* [Exercise goal]:
Transcribe each entry below exactly. Pictures do not go in the copy.

* [Available records]:

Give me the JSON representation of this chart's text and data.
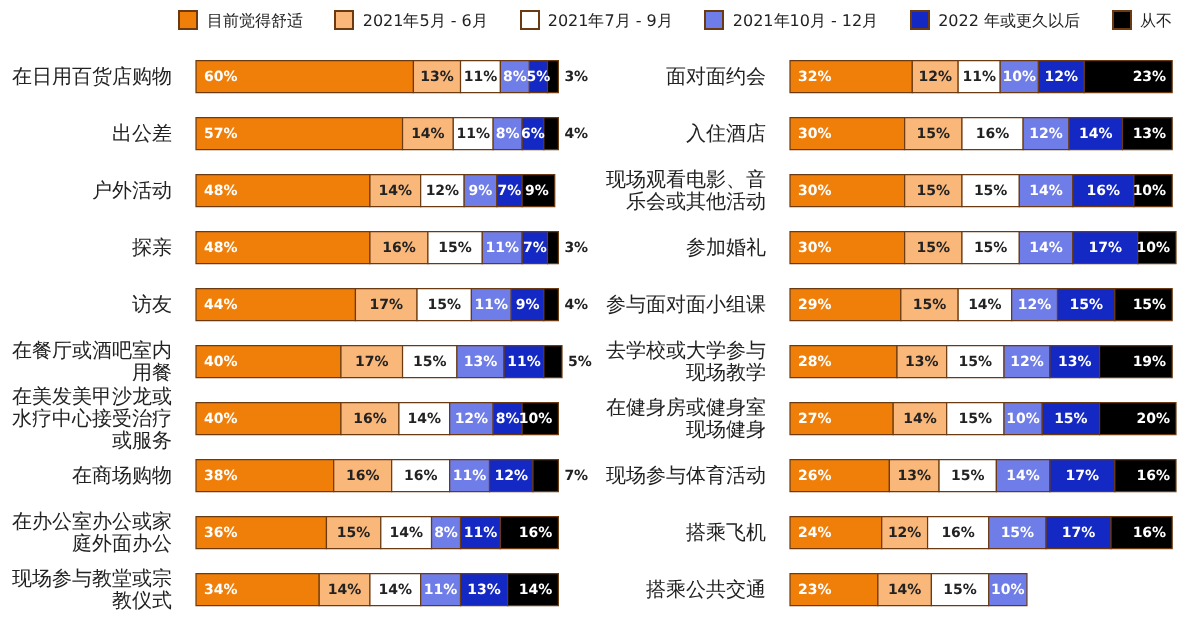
{
  "chart_data": [
    {
      "type": "bar",
      "orientation": "horizontal",
      "stacked": true,
      "legend": "top right",
      "grid": false,
      "tick_labels": "y",
      "categories": [
        "在日用百货店购物",
        "出公差",
        "户外活动",
        "探亲",
        "访友",
        "在餐厅或酒吧室内用餐",
        "在美发美甲沙龙或水疗中心接受治疗或服务",
        "在商场购物",
        "在办公室办公或家庭外面办公",
        "现场参与教堂或宗教仪式"
      ],
      "series": [
        {
          "name": "目前觉得舒适",
          "color": "#f07f0a",
          "values": [
            60,
            57,
            48,
            48,
            44,
            40,
            40,
            38,
            36,
            34
          ],
          "value_labels": [
            "60%",
            "57%",
            "48%",
            "48%",
            "44%",
            "40%",
            "40%",
            "38%",
            "36%",
            "34%"
          ]
        },
        {
          "name": "2021年5月 - 6月",
          "color": "#f9b77a",
          "values": [
            13,
            14,
            14,
            16,
            17,
            17,
            16,
            16,
            15,
            14
          ],
          "value_labels": [
            "13%",
            "14%",
            "14%",
            "16%",
            "17%",
            "17%",
            "16%",
            "16%",
            "15%",
            "14%"
          ]
        },
        {
          "name": "2021年7月 - 9月",
          "color": "#ffffff",
          "values": [
            11,
            11,
            12,
            15,
            15,
            15,
            14,
            16,
            14,
            14
          ],
          "value_labels": [
            "11%",
            "11%",
            "12%",
            "15%",
            "15%",
            "15%",
            "14%",
            "16%",
            "14%",
            "14%"
          ]
        },
        {
          "name": "2021年10月 - 12月",
          "color": "#6f7de8",
          "values": [
            8,
            8,
            9,
            11,
            11,
            13,
            12,
            11,
            8,
            11
          ],
          "value_labels": [
            "8%",
            "8%",
            "9%",
            "11%",
            "11%",
            "13%",
            "12%",
            "11%",
            "8%",
            "11%"
          ]
        },
        {
          "name": "2022 年或更久以后",
          "color": "#1428c4",
          "values": [
            5,
            6,
            7,
            7,
            9,
            11,
            8,
            12,
            11,
            13
          ],
          "value_labels": [
            "5%",
            "6%",
            "7%",
            "7%",
            "9%",
            "11%",
            "8%",
            "12%",
            "11%",
            "13%"
          ]
        },
        {
          "name": "从不",
          "color": "#000000",
          "values": [
            3,
            4,
            9,
            3,
            4,
            5,
            10,
            7,
            16,
            14
          ],
          "value_labels": [
            "3%",
            "4%",
            "9%",
            "3%",
            "4%",
            "5%",
            "10%",
            "7%",
            "16%",
            "14%"
          ]
        }
      ]
    },
    {
      "type": "bar",
      "orientation": "horizontal",
      "stacked": true,
      "grid": false,
      "tick_labels": "y",
      "categories": [
        "面对面约会",
        "入住酒店",
        "现场观看电影、音乐会或其他活动",
        "参加婚礼",
        "参与面对面小组课",
        "去学校或大学参与现场教学",
        "在健身房或健身室现场健身",
        "现场参与体育活动",
        "搭乘飞机",
        "搭乘公共交通"
      ],
      "series": [
        {
          "color": "#f07f0a",
          "values": [
            32,
            30,
            30,
            30,
            29,
            28,
            27,
            26,
            24,
            23
          ],
          "value_labels": [
            "32%",
            "30%",
            "30%",
            "30%",
            "29%",
            "28%",
            "27%",
            "26%",
            "24%",
            "23%"
          ]
        },
        {
          "color": "#f9b77a",
          "values": [
            12,
            15,
            15,
            15,
            15,
            13,
            14,
            13,
            12,
            14
          ],
          "value_labels": [
            "12%",
            "15%",
            "15%",
            "15%",
            "15%",
            "13%",
            "14%",
            "13%",
            "12%",
            "14%"
          ]
        },
        {
          "color": "#ffffff",
          "values": [
            11,
            16,
            15,
            15,
            14,
            15,
            15,
            15,
            16,
            15
          ],
          "value_labels": [
            "11%",
            "16%",
            "15%",
            "15%",
            "14%",
            "15%",
            "15%",
            "15%",
            "16%",
            "15%"
          ]
        },
        {
          "color": "#6f7de8",
          "values": [
            10,
            12,
            14,
            14,
            12,
            12,
            10,
            14,
            15,
            10
          ],
          "value_labels": [
            "10%",
            "12%",
            "14%",
            "14%",
            "12%",
            "12%",
            "10%",
            "14%",
            "15%",
            "10%"
          ]
        },
        {
          "color": "#1428c4",
          "values": [
            12,
            14,
            16,
            17,
            15,
            13,
            15,
            17,
            17,
            null
          ],
          "value_labels": [
            "12%",
            "14%",
            "16%",
            "17%",
            "15%",
            "13%",
            "15%",
            "17%",
            "17%",
            null
          ]
        },
        {
          "color": "#000000",
          "values": [
            23,
            13,
            10,
            10,
            15,
            19,
            20,
            16,
            16,
            null
          ],
          "value_labels": [
            "23%",
            "13%",
            "10%",
            "10%",
            "15%",
            "19%",
            "20%",
            "16%",
            "16%",
            null
          ]
        }
      ]
    }
  ]
}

* [Final result]:
Give me the JSON representation of this chart's text and data.
{
  "chart_data": [
    {
      "type": "bar",
      "orientation": "horizontal",
      "stacked": true,
      "legend": "top right",
      "grid": false,
      "tick_labels": "y",
      "categories": [
        "在日用百货店购物",
        "出公差",
        "户外活动",
        "探亲",
        "访友",
        "在餐厅或酒吧室内用餐",
        "在美发美甲沙龙或水疗中心接受治疗或服务",
        "在商场购物",
        "在办公室办公或家庭外面办公",
        "现场参与教堂或宗教仪式"
      ],
      "series": [
        {
          "name": "目前觉得舒适",
          "color": "#f07f0a",
          "values": [
            60,
            57,
            48,
            48,
            44,
            40,
            40,
            38,
            36,
            34
          ],
          "value_labels": [
            "60%",
            "57%",
            "48%",
            "48%",
            "44%",
            "40%",
            "40%",
            "38%",
            "36%",
            "34%"
          ]
        },
        {
          "name": "2021年5月 - 6月",
          "color": "#f9b77a",
          "values": [
            13,
            14,
            14,
            16,
            17,
            17,
            16,
            16,
            15,
            14
          ],
          "value_labels": [
            "13%",
            "14%",
            "14%",
            "16%",
            "17%",
            "17%",
            "16%",
            "16%",
            "15%",
            "14%"
          ]
        },
        {
          "name": "2021年7月 - 9月",
          "color": "#ffffff",
          "values": [
            11,
            11,
            12,
            15,
            15,
            15,
            14,
            16,
            14,
            14
          ],
          "value_labels": [
            "11%",
            "11%",
            "12%",
            "15%",
            "15%",
            "15%",
            "14%",
            "16%",
            "14%",
            "14%"
          ]
        },
        {
          "name": "2021年10月 - 12月",
          "color": "#6f7de8",
          "values": [
            8,
            8,
            9,
            11,
            11,
            13,
            12,
            11,
            8,
            11
          ],
          "value_labels": [
            "8%",
            "8%",
            "9%",
            "11%",
            "11%",
            "13%",
            "12%",
            "11%",
            "8%",
            "11%"
          ]
        },
        {
          "name": "2022 年或更久以后",
          "color": "#1428c4",
          "values": [
            5,
            6,
            7,
            7,
            9,
            11,
            8,
            12,
            11,
            13
          ],
          "value_labels": [
            "5%",
            "6%",
            "7%",
            "7%",
            "9%",
            "11%",
            "8%",
            "12%",
            "11%",
            "13%"
          ]
        },
        {
          "name": "从不",
          "color": "#000000",
          "values": [
            3,
            4,
            9,
            3,
            4,
            5,
            10,
            7,
            16,
            14
          ],
          "value_labels": [
            "3%",
            "4%",
            "9%",
            "3%",
            "4%",
            "5%",
            "10%",
            "7%",
            "16%",
            "14%"
          ]
        }
      ]
    },
    {
      "type": "bar",
      "orientation": "horizontal",
      "stacked": true,
      "grid": false,
      "tick_labels": "y",
      "categories": [
        "面对面约会",
        "入住酒店",
        "现场观看电影、音乐会或其他活动",
        "参加婚礼",
        "参与面对面小组课",
        "去学校或大学参与现场教学",
        "在健身房或健身室现场健身",
        "现场参与体育活动",
        "搭乘飞机",
        "搭乘公共交通"
      ],
      "series": [
        {
          "color": "#f07f0a",
          "values": [
            32,
            30,
            30,
            30,
            29,
            28,
            27,
            26,
            24,
            23
          ],
          "value_labels": [
            "32%",
            "30%",
            "30%",
            "30%",
            "29%",
            "28%",
            "27%",
            "26%",
            "24%",
            "23%"
          ]
        },
        {
          "color": "#f9b77a",
          "values": [
            12,
            15,
            15,
            15,
            15,
            13,
            14,
            13,
            12,
            14
          ],
          "value_labels": [
            "12%",
            "15%",
            "15%",
            "15%",
            "15%",
            "13%",
            "14%",
            "13%",
            "12%",
            "14%"
          ]
        },
        {
          "color": "#ffffff",
          "values": [
            11,
            16,
            15,
            15,
            14,
            15,
            15,
            15,
            16,
            15
          ],
          "value_labels": [
            "11%",
            "16%",
            "15%",
            "15%",
            "14%",
            "15%",
            "15%",
            "15%",
            "16%",
            "15%"
          ]
        },
        {
          "color": "#6f7de8",
          "values": [
            10,
            12,
            14,
            14,
            12,
            12,
            10,
            14,
            15,
            10
          ],
          "value_labels": [
            "10%",
            "12%",
            "14%",
            "14%",
            "12%",
            "12%",
            "10%",
            "14%",
            "15%",
            "10%"
          ]
        },
        {
          "color": "#1428c4",
          "values": [
            12,
            14,
            16,
            17,
            15,
            13,
            15,
            17,
            17,
            null
          ],
          "value_labels": [
            "12%",
            "14%",
            "16%",
            "17%",
            "15%",
            "13%",
            "15%",
            "17%",
            "17%",
            null
          ]
        },
        {
          "color": "#000000",
          "values": [
            23,
            13,
            10,
            10,
            15,
            19,
            20,
            16,
            16,
            null
          ],
          "value_labels": [
            "23%",
            "13%",
            "10%",
            "10%",
            "15%",
            "19%",
            "20%",
            "16%",
            "16%",
            null
          ]
        }
      ]
    }
  ]
}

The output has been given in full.